> Stored data:
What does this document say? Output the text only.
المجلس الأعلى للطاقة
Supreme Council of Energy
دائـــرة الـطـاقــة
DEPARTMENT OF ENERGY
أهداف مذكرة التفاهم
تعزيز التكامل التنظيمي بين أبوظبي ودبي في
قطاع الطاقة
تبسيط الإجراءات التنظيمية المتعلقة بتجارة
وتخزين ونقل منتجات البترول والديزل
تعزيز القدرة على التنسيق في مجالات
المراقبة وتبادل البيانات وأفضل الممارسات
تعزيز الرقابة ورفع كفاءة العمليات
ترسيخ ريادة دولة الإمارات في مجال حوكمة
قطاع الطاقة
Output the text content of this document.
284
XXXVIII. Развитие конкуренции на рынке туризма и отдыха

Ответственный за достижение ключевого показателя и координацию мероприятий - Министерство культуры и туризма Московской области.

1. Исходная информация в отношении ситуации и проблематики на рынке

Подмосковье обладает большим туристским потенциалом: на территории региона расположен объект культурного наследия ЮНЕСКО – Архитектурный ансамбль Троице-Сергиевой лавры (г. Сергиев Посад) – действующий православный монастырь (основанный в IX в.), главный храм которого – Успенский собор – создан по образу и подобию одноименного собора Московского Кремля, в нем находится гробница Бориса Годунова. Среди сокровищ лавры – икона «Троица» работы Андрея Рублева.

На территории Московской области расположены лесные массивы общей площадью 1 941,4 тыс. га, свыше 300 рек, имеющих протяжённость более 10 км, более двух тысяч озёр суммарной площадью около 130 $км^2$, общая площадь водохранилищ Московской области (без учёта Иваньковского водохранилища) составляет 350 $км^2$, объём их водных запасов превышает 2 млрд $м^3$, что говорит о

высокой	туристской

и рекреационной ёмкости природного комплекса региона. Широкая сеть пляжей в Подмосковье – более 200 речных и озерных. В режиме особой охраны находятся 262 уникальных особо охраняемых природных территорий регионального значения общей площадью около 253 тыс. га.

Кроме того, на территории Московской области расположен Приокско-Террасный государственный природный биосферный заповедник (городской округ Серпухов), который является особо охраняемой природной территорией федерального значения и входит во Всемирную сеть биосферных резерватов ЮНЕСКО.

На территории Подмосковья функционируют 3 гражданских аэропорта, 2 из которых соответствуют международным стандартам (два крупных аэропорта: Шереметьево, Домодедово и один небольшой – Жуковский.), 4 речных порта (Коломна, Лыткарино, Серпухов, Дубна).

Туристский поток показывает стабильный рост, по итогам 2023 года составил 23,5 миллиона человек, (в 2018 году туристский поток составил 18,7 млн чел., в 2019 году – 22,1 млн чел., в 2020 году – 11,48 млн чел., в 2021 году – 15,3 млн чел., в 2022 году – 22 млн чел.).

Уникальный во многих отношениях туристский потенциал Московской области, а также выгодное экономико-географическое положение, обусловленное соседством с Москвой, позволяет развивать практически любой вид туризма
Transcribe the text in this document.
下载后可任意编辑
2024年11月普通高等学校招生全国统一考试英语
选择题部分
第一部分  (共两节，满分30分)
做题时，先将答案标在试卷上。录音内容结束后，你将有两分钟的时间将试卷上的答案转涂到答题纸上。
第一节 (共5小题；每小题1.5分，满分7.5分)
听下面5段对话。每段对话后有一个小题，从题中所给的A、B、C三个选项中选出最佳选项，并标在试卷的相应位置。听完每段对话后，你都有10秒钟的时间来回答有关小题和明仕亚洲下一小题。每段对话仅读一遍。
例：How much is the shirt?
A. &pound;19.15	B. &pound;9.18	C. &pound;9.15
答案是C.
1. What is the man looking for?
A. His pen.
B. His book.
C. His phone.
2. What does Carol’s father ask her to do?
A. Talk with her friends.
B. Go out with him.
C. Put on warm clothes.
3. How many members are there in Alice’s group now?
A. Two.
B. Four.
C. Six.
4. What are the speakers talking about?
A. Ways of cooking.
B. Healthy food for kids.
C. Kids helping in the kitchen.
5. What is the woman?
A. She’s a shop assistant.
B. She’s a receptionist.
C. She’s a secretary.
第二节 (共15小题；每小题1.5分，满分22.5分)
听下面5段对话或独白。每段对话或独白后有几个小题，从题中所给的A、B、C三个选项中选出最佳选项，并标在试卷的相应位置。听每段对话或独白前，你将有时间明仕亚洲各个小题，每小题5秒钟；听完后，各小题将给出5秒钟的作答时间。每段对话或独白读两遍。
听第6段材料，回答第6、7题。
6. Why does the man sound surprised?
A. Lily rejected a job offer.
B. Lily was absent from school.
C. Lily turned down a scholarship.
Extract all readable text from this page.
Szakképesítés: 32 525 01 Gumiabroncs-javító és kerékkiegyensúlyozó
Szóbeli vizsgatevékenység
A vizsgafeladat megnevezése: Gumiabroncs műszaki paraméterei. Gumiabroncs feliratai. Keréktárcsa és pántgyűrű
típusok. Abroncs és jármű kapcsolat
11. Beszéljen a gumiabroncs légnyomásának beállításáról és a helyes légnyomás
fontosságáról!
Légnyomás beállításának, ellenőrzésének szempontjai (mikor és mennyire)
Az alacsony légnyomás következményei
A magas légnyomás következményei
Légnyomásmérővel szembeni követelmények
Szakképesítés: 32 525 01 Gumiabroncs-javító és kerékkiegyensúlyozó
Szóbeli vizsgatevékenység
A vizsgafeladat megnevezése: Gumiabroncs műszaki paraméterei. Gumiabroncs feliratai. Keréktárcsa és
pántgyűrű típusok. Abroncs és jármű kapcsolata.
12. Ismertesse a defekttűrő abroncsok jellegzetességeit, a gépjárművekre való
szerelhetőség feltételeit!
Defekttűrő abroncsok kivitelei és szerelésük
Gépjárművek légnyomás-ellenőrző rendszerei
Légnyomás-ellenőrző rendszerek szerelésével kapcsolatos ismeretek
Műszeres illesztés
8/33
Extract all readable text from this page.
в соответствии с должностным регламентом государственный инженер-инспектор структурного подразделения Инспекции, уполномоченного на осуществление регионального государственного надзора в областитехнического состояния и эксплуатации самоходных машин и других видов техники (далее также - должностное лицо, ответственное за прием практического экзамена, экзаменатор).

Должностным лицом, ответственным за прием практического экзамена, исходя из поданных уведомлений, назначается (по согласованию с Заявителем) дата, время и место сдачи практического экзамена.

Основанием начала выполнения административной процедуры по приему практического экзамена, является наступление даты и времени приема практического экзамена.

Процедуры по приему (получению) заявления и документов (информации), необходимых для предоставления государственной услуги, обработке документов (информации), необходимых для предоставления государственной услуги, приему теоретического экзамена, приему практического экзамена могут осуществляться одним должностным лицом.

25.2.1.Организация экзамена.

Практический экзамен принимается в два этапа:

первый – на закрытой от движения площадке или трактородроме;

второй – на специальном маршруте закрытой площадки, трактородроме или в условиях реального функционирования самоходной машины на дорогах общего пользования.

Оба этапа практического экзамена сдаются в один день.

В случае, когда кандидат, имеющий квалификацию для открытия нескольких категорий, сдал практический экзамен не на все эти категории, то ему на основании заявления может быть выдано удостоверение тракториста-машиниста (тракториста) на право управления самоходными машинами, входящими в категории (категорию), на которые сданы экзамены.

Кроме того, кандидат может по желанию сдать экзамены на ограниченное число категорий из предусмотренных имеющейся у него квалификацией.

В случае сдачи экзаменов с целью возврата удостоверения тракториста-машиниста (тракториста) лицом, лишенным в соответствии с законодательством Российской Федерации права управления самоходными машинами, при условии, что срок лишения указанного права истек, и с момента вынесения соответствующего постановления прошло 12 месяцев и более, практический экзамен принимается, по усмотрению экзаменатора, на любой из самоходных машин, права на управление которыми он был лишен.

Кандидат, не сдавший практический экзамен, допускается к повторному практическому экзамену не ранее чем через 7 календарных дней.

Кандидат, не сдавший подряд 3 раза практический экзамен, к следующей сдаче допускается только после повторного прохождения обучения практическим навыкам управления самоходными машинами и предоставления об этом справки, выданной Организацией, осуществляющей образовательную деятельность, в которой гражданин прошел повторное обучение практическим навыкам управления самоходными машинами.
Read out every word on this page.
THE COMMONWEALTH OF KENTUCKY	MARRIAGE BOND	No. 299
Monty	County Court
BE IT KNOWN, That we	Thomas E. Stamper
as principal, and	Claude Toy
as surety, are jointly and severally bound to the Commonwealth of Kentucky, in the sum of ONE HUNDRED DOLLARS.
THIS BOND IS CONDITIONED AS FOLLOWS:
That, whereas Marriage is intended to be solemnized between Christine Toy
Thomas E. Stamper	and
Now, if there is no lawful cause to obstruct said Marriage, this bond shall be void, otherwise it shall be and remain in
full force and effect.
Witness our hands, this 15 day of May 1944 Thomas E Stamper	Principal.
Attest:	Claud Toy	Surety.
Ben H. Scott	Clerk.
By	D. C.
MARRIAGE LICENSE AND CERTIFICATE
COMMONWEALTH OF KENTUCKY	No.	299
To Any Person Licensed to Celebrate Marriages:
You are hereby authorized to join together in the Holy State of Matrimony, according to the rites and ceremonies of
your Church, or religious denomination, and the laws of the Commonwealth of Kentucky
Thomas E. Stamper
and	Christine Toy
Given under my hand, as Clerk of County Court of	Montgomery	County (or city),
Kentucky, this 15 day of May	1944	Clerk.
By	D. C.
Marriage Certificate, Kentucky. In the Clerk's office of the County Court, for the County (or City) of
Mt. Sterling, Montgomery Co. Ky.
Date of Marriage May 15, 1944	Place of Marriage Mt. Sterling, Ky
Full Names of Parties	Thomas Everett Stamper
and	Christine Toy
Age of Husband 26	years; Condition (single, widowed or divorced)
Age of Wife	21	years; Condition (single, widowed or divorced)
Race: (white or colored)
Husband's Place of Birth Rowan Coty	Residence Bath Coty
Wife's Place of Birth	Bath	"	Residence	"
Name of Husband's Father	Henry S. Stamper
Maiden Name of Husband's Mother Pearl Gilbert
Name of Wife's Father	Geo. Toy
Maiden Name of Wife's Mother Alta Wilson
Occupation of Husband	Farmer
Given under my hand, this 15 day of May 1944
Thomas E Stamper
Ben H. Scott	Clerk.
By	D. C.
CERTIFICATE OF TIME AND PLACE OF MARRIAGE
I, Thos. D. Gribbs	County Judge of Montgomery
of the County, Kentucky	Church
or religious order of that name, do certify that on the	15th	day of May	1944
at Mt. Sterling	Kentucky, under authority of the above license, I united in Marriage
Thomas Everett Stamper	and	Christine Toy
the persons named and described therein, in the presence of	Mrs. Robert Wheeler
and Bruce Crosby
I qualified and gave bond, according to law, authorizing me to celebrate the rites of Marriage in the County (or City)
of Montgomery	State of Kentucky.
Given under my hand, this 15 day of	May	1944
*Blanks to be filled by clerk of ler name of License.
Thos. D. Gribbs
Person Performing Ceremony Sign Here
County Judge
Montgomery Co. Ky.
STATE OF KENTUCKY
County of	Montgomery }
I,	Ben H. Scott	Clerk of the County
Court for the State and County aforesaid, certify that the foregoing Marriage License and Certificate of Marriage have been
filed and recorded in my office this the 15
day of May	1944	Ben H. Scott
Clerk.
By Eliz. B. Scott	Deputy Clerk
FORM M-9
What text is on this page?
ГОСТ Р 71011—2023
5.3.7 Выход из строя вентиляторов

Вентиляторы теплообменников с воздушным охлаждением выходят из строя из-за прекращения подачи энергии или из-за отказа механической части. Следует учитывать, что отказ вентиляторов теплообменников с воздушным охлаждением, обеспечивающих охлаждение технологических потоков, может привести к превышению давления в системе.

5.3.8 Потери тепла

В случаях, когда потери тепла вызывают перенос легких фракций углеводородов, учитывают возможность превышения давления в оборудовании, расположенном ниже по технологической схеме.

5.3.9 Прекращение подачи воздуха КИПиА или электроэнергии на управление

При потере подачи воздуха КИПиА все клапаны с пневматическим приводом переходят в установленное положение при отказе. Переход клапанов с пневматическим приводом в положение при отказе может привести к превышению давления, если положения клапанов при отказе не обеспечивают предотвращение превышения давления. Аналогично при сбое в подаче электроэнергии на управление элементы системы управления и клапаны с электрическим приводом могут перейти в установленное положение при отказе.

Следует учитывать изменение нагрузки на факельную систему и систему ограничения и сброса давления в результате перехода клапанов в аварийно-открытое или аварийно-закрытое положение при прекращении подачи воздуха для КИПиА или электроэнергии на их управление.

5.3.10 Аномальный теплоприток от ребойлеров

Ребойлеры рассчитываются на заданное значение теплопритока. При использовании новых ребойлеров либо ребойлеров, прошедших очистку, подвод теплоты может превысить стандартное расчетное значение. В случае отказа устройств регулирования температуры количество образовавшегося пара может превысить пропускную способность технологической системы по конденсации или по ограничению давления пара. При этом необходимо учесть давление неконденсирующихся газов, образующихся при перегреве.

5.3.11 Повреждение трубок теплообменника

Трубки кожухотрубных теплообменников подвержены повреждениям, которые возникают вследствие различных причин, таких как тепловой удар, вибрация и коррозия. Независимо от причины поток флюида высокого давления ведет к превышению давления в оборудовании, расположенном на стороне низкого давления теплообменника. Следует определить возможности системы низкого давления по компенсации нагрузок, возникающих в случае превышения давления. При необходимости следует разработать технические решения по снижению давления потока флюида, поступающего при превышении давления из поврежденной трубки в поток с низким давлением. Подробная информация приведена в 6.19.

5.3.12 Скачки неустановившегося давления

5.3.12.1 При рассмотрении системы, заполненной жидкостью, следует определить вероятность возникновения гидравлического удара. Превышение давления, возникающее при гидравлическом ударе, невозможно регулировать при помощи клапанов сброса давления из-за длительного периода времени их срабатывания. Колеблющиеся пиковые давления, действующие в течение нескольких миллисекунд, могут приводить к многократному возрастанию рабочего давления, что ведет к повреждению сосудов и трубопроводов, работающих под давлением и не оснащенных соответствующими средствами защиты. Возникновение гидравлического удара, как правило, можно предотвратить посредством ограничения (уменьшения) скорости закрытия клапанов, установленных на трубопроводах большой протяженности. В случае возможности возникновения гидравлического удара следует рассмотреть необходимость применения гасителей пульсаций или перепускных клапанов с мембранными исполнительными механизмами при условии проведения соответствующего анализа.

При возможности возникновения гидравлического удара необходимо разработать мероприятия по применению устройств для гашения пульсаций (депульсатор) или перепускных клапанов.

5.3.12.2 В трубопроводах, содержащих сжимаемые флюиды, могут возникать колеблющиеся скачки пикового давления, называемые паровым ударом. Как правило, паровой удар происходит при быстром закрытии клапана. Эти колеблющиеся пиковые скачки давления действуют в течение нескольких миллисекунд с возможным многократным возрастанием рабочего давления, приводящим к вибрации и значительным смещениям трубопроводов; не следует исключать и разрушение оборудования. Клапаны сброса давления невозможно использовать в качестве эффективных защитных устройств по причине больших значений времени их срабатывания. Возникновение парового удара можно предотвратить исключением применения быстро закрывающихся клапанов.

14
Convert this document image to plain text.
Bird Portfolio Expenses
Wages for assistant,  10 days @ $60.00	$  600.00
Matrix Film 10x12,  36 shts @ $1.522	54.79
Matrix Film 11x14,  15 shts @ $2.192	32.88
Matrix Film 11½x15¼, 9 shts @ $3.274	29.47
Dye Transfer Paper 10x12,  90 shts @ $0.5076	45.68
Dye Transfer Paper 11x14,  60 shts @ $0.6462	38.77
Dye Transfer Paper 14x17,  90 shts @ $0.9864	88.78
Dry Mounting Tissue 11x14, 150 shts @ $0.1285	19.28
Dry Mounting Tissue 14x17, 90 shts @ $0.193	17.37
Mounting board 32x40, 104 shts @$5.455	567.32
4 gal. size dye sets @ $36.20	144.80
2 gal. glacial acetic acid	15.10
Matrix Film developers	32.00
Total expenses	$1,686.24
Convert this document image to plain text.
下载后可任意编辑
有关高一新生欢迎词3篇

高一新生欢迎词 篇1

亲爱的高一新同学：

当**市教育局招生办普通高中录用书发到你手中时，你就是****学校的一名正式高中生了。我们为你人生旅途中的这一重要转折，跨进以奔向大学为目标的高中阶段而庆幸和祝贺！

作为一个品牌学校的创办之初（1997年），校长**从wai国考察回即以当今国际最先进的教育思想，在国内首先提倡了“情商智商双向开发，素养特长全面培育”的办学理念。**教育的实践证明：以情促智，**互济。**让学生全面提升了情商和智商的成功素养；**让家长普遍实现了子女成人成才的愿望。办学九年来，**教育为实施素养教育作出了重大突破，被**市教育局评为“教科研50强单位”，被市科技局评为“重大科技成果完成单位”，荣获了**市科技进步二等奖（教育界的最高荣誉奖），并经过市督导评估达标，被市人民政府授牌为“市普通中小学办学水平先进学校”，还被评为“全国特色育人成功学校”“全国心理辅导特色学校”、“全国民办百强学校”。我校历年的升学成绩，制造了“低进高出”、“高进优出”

> Directions:
Say how many lines in the records hold the string "feliratai", and say nothing else.

> Final answer:
2